Region and label listings:
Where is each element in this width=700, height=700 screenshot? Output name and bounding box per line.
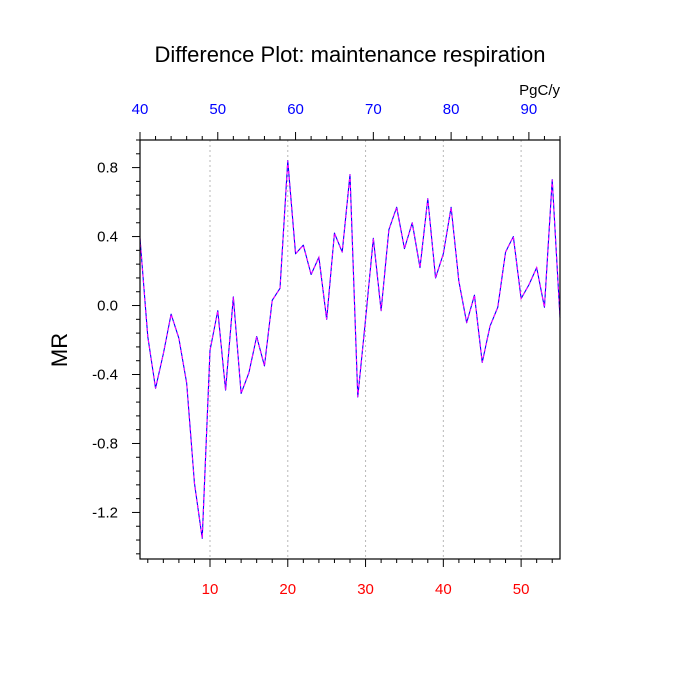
chart-title: Difference Plot: maintenance respiration	[155, 42, 546, 67]
y-tick-label-4: -0.8	[92, 435, 118, 452]
y-tick-label-5: -1.2	[92, 504, 118, 521]
x-bottom-tick-label-30: 30	[357, 581, 374, 598]
y-tick-label-0: 0.8	[97, 160, 118, 177]
units-label: PgC/y	[519, 82, 560, 99]
grid-lines	[209, 140, 522, 559]
plot-frame	[139, 139, 561, 560]
x-bottom-tick-label-20: 20	[279, 581, 296, 598]
y-tick-label-1: 0.4	[97, 229, 118, 246]
tick-labels: 10 20 30 40 50 40 50 60 70 80 90 0.8 0.4 0.0 -0.4 -0.8 -…	[92, 101, 537, 598]
series-line-overlay-0	[139, 160, 561, 539]
data-series	[139, 160, 561, 539]
series-line-0	[139, 160, 561, 539]
axis-ticks	[132, 132, 561, 567]
x-top-tick-label-40: 40	[132, 101, 149, 118]
x-bottom-tick-label-40: 40	[435, 581, 452, 598]
x-top-tick-label-90: 90	[521, 101, 538, 118]
x-bottom-tick-label-10: 10	[202, 581, 219, 598]
y-axis-label: MR	[47, 333, 72, 367]
x-top-tick-label-50: 50	[209, 101, 226, 118]
x-top-tick-label-60: 60	[287, 101, 304, 118]
x-bottom-tick-label-50: 50	[513, 581, 530, 598]
x-top-tick-label-80: 80	[443, 101, 460, 118]
y-tick-label-3: -0.4	[92, 367, 118, 384]
y-tick-label-2: 0.0	[97, 298, 118, 315]
x-top-tick-label-70: 70	[365, 101, 382, 118]
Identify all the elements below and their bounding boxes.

▶ _WHAT YOU NEED TO DO_
Update every one of the rows above by replacing "maintenance respiration" with "growth respiration" and changing nothing else, then give all the lines again without the pictures.

▶ _SOLVED EXERCISE_
Where is each element in this width=700, height=700 screenshot? Output name and bounding box per line.
chart-title: Difference Plot: growth respiration	[155, 42, 546, 67]
y-tick-label-4: -0.8	[92, 435, 118, 452]
y-tick-label-5: -1.2	[92, 504, 118, 521]
x-bottom-tick-label-30: 30	[357, 581, 374, 598]
y-tick-label-0: 0.8	[97, 160, 118, 177]
units-label: PgC/y	[519, 82, 560, 99]
grid-lines	[209, 140, 522, 559]
plot-frame	[139, 139, 561, 560]
x-bottom-tick-label-20: 20	[279, 581, 296, 598]
y-tick-label-1: 0.4	[97, 229, 118, 246]
tick-labels: 10 20 30 40 50 40 50 60 70 80 90 0.8 0.4 0.0 -0.4 -0.8 -…	[92, 101, 537, 598]
series-line-overlay-0	[139, 160, 561, 539]
data-series	[139, 160, 561, 539]
series-line-0	[139, 160, 561, 539]
axis-ticks	[132, 132, 561, 567]
x-top-tick-label-40: 40	[132, 101, 149, 118]
x-bottom-tick-label-40: 40	[435, 581, 452, 598]
x-top-tick-label-90: 90	[521, 101, 538, 118]
x-bottom-tick-label-10: 10	[202, 581, 219, 598]
y-axis-label: MR	[47, 333, 72, 367]
x-top-tick-label-50: 50	[209, 101, 226, 118]
x-top-tick-label-60: 60	[287, 101, 304, 118]
x-bottom-tick-label-50: 50	[513, 581, 530, 598]
x-top-tick-label-80: 80	[443, 101, 460, 118]
y-tick-label-3: -0.4	[92, 367, 118, 384]
y-tick-label-2: 0.0	[97, 298, 118, 315]
x-top-tick-label-70: 70	[365, 101, 382, 118]
Identify all the elements below and their bounding boxes.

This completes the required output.